## Given task
Print the complete set of entries exactly.

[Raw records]

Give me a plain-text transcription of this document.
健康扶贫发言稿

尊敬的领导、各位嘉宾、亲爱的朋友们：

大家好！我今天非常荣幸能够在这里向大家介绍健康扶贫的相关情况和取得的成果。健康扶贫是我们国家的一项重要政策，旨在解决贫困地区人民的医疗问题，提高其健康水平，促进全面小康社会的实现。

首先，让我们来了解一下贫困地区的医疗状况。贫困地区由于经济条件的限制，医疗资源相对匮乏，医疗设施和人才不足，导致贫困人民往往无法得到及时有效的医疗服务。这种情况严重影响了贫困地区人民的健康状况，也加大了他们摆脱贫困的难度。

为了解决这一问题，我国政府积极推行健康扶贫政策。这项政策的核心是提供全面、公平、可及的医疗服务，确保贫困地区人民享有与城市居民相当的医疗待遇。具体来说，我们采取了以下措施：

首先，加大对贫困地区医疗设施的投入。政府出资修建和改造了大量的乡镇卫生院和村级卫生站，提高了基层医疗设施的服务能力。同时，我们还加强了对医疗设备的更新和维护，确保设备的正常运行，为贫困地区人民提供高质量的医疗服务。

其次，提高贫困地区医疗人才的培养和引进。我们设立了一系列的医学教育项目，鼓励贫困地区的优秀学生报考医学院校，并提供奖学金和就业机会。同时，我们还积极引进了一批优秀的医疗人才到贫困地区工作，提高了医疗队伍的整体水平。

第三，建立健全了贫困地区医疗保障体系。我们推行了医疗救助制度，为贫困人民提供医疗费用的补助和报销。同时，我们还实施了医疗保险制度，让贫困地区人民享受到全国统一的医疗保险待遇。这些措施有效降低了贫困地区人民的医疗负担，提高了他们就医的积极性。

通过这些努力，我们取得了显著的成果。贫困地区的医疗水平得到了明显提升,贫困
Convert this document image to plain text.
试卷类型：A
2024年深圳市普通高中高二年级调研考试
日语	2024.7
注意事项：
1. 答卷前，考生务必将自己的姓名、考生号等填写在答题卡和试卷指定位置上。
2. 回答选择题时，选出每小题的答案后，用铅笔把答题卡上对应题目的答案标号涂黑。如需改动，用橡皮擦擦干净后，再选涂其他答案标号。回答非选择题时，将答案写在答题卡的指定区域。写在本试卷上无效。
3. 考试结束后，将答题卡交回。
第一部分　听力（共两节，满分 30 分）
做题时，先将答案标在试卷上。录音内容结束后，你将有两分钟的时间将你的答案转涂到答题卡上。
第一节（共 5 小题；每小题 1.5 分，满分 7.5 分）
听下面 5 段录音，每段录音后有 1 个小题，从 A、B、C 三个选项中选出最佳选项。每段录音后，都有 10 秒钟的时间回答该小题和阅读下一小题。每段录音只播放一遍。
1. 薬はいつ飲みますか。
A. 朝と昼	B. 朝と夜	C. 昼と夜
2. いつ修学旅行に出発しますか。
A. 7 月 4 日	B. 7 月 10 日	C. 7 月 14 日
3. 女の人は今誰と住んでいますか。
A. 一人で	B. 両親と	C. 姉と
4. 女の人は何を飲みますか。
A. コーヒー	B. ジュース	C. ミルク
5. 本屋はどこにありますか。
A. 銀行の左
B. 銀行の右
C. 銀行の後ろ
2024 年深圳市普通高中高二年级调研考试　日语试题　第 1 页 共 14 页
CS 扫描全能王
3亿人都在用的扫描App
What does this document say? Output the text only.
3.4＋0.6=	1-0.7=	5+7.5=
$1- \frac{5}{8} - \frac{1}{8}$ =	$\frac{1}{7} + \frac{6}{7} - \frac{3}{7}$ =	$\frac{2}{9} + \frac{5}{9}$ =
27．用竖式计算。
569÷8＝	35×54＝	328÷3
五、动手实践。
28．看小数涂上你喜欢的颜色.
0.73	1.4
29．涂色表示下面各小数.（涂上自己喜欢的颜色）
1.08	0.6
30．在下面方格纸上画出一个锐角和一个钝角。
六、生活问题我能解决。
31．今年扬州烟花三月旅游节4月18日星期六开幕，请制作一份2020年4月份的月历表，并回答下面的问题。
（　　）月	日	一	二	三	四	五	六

## Answer to this exercise
Give me a plain-text transcription of this document.
健康扶贫发言稿

尊敬的领导、各位嘉宾、亲爱的朋友们：

大家好！我今天非常荣幸能够在这里向大家介绍健康扶贫的相关情况和取得的成果。健康扶贫是我们国家的一项重要政策，旨在解决贫困地区人民的医疗问题，提高其健康水平，促进全面小康社会的实现。

首先，让我们来了解一下贫困地区的医疗状况。贫困地区由于经济条件的限制，医疗资源相对匮乏，医疗设施和人才不足，导致贫困人民往往无法得到及时有效的医疗服务。这种情况严重影响了贫困地区人民的健康状况，也加大了他们摆脱贫困的难度。

为了解决这一问题，我国政府积极推行健康扶贫政策。这项政策的核心是提供全面、公平、可及的医疗服务，确保贫困地区人民享有与城市居民相当的医疗待遇。具体来说，我们采取了以下措施：

首先，加大对贫困地区医疗设施的投入。政府出资修建和改造了大量的乡镇卫生院和村级卫生站，提高了基层医疗设施的服务能力。同时，我们还加强了对医疗设备的更新和维护，确保设备的正常运行，为贫困地区人民提供高质量的医疗服务。

其次，提高贫困地区医疗人才的培养和引进。我们设立了一系列的医学教育项目，鼓励贫困地区的优秀学生报考医学院校，并提供奖学金和就业机会。同时，我们还积极引进了一批优秀的医疗人才到贫困地区工作，提高了医疗队伍的整体水平。

第三，建立健全了贫困地区医疗保障体系。我们推行了医疗救助制度，为贫困人民提供医疗费用的补助和报销。同时，我们还实施了医疗保险制度，让贫困地区人民享受到全国统一的医疗保险待遇。这些措施有效降低了贫困地区人民的医疗负担，提高了他们就医的积极性。

通过这些努力，我们取得了显著的成果。贫困地区的医疗水平得到了明显提升,贫困
Convert this document image to plain text.
试卷类型：A
2024年深圳市普通高中高二年级调研考试
日语	2024.7
注意事项：
1. 答卷前，考生务必将自己的姓名、考生号等填写在答题卡和试卷指定位置上。
2. 回答选择题时，选出每小题的答案后，用铅笔把答题卡上对应题目的答案标号涂黑。如需改动，用橡皮擦擦干净后，再选涂其他答案标号。回答非选择题时，将答案写在答题卡的指定区域。写在本试卷上无效。
3. 考试结束后，将答题卡交回。
第一部分　听力（共两节，满分 30 分）
做题时，先将答案标在试卷上。录音内容结束后，你将有两分钟的时间将你的答案转涂到答题卡上。
第一节（共 5 小题；每小题 1.5 分，满分 7.5 分）
听下面 5 段录音，每段录音后有 1 个小题，从 A、B、C 三个选项中选出最佳选项。每段录音后，都有 10 秒钟的时间回答该小题和阅读下一小题。每段录音只播放一遍。
1. 薬はいつ飲みますか。
A. 朝と昼	B. 朝と夜	C. 昼と夜
2. いつ修学旅行に出発しますか。
A. 7 月 4 日	B. 7 月 10 日	C. 7 月 14 日
3. 女の人は今誰と住んでいますか。
A. 一人で	B. 両親と	C. 姉と
4. 女の人は何を飲みますか。
A. コーヒー	B. ジュース	C. ミルク
5. 本屋はどこにありますか。
A. 銀行の左
B. 銀行の右
C. 銀行の後ろ
2024 年深圳市普通高中高二年级调研考试　日语试题　第 1 页 共 14 页
CS 扫描全能王
3亿人都在用的扫描App
What does this document say? Output the text only.
3.4＋0.6=	1-0.7=	5+7.5=
$1- \frac{5}{8} - \frac{1}{8}$ =	$\frac{1}{7} + \frac{6}{7} - \frac{3}{7}$ =	$\frac{2}{9} + \frac{5}{9}$ =
27．用竖式计算。
569÷8＝	35×54＝	328÷3
五、动手实践。
28．看小数涂上你喜欢的颜色.
0.73	1.4
29．涂色表示下面各小数.（涂上自己喜欢的颜色）
1.08	0.6
30．在下面方格纸上画出一个锐角和一个钝角。
六、生活问题我能解决。
31．今年扬州烟花三月旅游节4月18日星期六开幕，请制作一份2020年4月份的月历表，并回答下面的问题。
（　　）月	日	一	二	三	四	五	六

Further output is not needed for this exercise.